▶ WHAT YOU WILL DO: Write out every entry exactly as it appears, omitting the pictures.

▶ RECORD EXTRACTS:
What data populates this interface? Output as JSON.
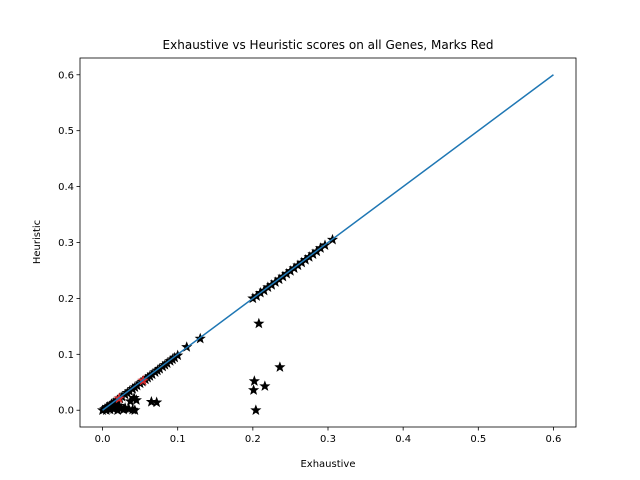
{
  "chart_data": {
    "type": "scatter",
    "title": "Exhaustive vs Heuristic scores on all Genes, Marks Red",
    "xlabel": "Exhaustive",
    "ylabel": "Heuristic",
    "xlim": [
      -0.03,
      0.63
    ],
    "ylim": [
      -0.03,
      0.63
    ],
    "xticks": [
      0.0,
      0.1,
      0.2,
      0.3,
      0.4,
      0.5,
      0.6
    ],
    "yticks": [
      0.0,
      0.1,
      0.2,
      0.3,
      0.4,
      0.5,
      0.6
    ],
    "tick_labels": [
      "0.0",
      "0.1",
      "0.2",
      "0.3",
      "0.4",
      "0.5",
      "0.6"
    ],
    "grid": false,
    "marker": "star",
    "reference_line": {
      "x": [
        0.0,
        0.6
      ],
      "y": [
        0.0,
        0.6
      ],
      "color": "#1f77b4"
    },
    "series": [
      {
        "color": "#000000",
        "points": [
          [
            0.0,
            0.0
          ],
          [
            0.003,
            0.002
          ],
          [
            0.005,
            0.004
          ],
          [
            0.007,
            0.006
          ],
          [
            0.01,
            0.008
          ],
          [
            0.012,
            0.011
          ],
          [
            0.015,
            0.013
          ],
          [
            0.018,
            0.016
          ],
          [
            0.02,
            0.018
          ],
          [
            0.023,
            0.021
          ],
          [
            0.026,
            0.024
          ],
          [
            0.03,
            0.028
          ],
          [
            0.033,
            0.031
          ],
          [
            0.036,
            0.034
          ],
          [
            0.04,
            0.038
          ],
          [
            0.043,
            0.041
          ],
          [
            0.046,
            0.044
          ],
          [
            0.05,
            0.048
          ],
          [
            0.053,
            0.051
          ],
          [
            0.057,
            0.055
          ],
          [
            0.06,
            0.058
          ],
          [
            0.063,
            0.061
          ],
          [
            0.066,
            0.064
          ],
          [
            0.07,
            0.068
          ],
          [
            0.073,
            0.071
          ],
          [
            0.076,
            0.074
          ],
          [
            0.08,
            0.078
          ],
          [
            0.083,
            0.081
          ],
          [
            0.086,
            0.084
          ],
          [
            0.09,
            0.088
          ],
          [
            0.093,
            0.091
          ],
          [
            0.096,
            0.094
          ],
          [
            0.1,
            0.098
          ],
          [
            0.005,
            0.0
          ],
          [
            0.01,
            0.001
          ],
          [
            0.015,
            0.002
          ],
          [
            0.02,
            0.0
          ],
          [
            0.025,
            0.003
          ],
          [
            0.03,
            0.004
          ],
          [
            0.012,
            0.005
          ],
          [
            0.008,
            0.003
          ],
          [
            0.022,
            0.008
          ],
          [
            0.018,
            0.006
          ],
          [
            0.028,
            0.001
          ],
          [
            0.035,
            0.002
          ],
          [
            0.04,
            0.001
          ],
          [
            0.043,
            0.0
          ],
          [
            0.037,
            0.016
          ],
          [
            0.042,
            0.022
          ],
          [
            0.045,
            0.018
          ],
          [
            0.065,
            0.015
          ],
          [
            0.072,
            0.014
          ],
          [
            0.112,
            0.113
          ],
          [
            0.13,
            0.128
          ],
          [
            0.2,
            0.2
          ],
          [
            0.205,
            0.204
          ],
          [
            0.21,
            0.21
          ],
          [
            0.215,
            0.214
          ],
          [
            0.22,
            0.22
          ],
          [
            0.225,
            0.224
          ],
          [
            0.23,
            0.229
          ],
          [
            0.235,
            0.234
          ],
          [
            0.24,
            0.239
          ],
          [
            0.245,
            0.244
          ],
          [
            0.25,
            0.249
          ],
          [
            0.255,
            0.254
          ],
          [
            0.26,
            0.259
          ],
          [
            0.265,
            0.264
          ],
          [
            0.27,
            0.269
          ],
          [
            0.275,
            0.274
          ],
          [
            0.28,
            0.279
          ],
          [
            0.285,
            0.284
          ],
          [
            0.29,
            0.29
          ],
          [
            0.296,
            0.295
          ],
          [
            0.306,
            0.305
          ],
          [
            0.208,
            0.155
          ],
          [
            0.236,
            0.077
          ],
          [
            0.202,
            0.052
          ],
          [
            0.216,
            0.043
          ],
          [
            0.201,
            0.036
          ],
          [
            0.204,
            0.0
          ]
        ]
      },
      {
        "color": "#d62728",
        "points": [
          [
            0.022,
            0.021
          ],
          [
            0.054,
            0.053
          ]
        ]
      }
    ]
  }
}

▶ ANSWER TO THIS TASK:
What data populates this interface? Output as JSON.
{
  "chart_data": {
    "type": "scatter",
    "title": "Exhaustive vs Heuristic scores on all Genes, Marks Red",
    "xlabel": "Exhaustive",
    "ylabel": "Heuristic",
    "xlim": [
      -0.03,
      0.63
    ],
    "ylim": [
      -0.03,
      0.63
    ],
    "xticks": [
      0.0,
      0.1,
      0.2,
      0.3,
      0.4,
      0.5,
      0.6
    ],
    "yticks": [
      0.0,
      0.1,
      0.2,
      0.3,
      0.4,
      0.5,
      0.6
    ],
    "tick_labels": [
      "0.0",
      "0.1",
      "0.2",
      "0.3",
      "0.4",
      "0.5",
      "0.6"
    ],
    "grid": false,
    "marker": "star",
    "reference_line": {
      "x": [
        0.0,
        0.6
      ],
      "y": [
        0.0,
        0.6
      ],
      "color": "#1f77b4"
    },
    "series": [
      {
        "color": "#000000",
        "points": [
          [
            0.0,
            0.0
          ],
          [
            0.003,
            0.002
          ],
          [
            0.005,
            0.004
          ],
          [
            0.007,
            0.006
          ],
          [
            0.01,
            0.008
          ],
          [
            0.012,
            0.011
          ],
          [
            0.015,
            0.013
          ],
          [
            0.018,
            0.016
          ],
          [
            0.02,
            0.018
          ],
          [
            0.023,
            0.021
          ],
          [
            0.026,
            0.024
          ],
          [
            0.03,
            0.028
          ],
          [
            0.033,
            0.031
          ],
          [
            0.036,
            0.034
          ],
          [
            0.04,
            0.038
          ],
          [
            0.043,
            0.041
          ],
          [
            0.046,
            0.044
          ],
          [
            0.05,
            0.048
          ],
          [
            0.053,
            0.051
          ],
          [
            0.057,
            0.055
          ],
          [
            0.06,
            0.058
          ],
          [
            0.063,
            0.061
          ],
          [
            0.066,
            0.064
          ],
          [
            0.07,
            0.068
          ],
          [
            0.073,
            0.071
          ],
          [
            0.076,
            0.074
          ],
          [
            0.08,
            0.078
          ],
          [
            0.083,
            0.081
          ],
          [
            0.086,
            0.084
          ],
          [
            0.09,
            0.088
          ],
          [
            0.093,
            0.091
          ],
          [
            0.096,
            0.094
          ],
          [
            0.1,
            0.098
          ],
          [
            0.005,
            0.0
          ],
          [
            0.01,
            0.001
          ],
          [
            0.015,
            0.002
          ],
          [
            0.02,
            0.0
          ],
          [
            0.025,
            0.003
          ],
          [
            0.03,
            0.004
          ],
          [
            0.012,
            0.005
          ],
          [
            0.008,
            0.003
          ],
          [
            0.022,
            0.008
          ],
          [
            0.018,
            0.006
          ],
          [
            0.028,
            0.001
          ],
          [
            0.035,
            0.002
          ],
          [
            0.04,
            0.001
          ],
          [
            0.043,
            0.0
          ],
          [
            0.037,
            0.016
          ],
          [
            0.042,
            0.022
          ],
          [
            0.045,
            0.018
          ],
          [
            0.065,
            0.015
          ],
          [
            0.072,
            0.014
          ],
          [
            0.112,
            0.113
          ],
          [
            0.13,
            0.128
          ],
          [
            0.2,
            0.2
          ],
          [
            0.205,
            0.204
          ],
          [
            0.21,
            0.21
          ],
          [
            0.215,
            0.214
          ],
          [
            0.22,
            0.22
          ],
          [
            0.225,
            0.224
          ],
          [
            0.23,
            0.229
          ],
          [
            0.235,
            0.234
          ],
          [
            0.24,
            0.239
          ],
          [
            0.245,
            0.244
          ],
          [
            0.25,
            0.249
          ],
          [
            0.255,
            0.254
          ],
          [
            0.26,
            0.259
          ],
          [
            0.265,
            0.264
          ],
          [
            0.27,
            0.269
          ],
          [
            0.275,
            0.274
          ],
          [
            0.28,
            0.279
          ],
          [
            0.285,
            0.284
          ],
          [
            0.29,
            0.29
          ],
          [
            0.296,
            0.295
          ],
          [
            0.306,
            0.305
          ],
          [
            0.208,
            0.155
          ],
          [
            0.236,
            0.077
          ],
          [
            0.202,
            0.052
          ],
          [
            0.216,
            0.043
          ],
          [
            0.201,
            0.036
          ],
          [
            0.204,
            0.0
          ]
        ]
      },
      {
        "color": "#d62728",
        "points": [
          [
            0.022,
            0.021
          ],
          [
            0.054,
            0.053
          ]
        ]
      }
    ]
  }
}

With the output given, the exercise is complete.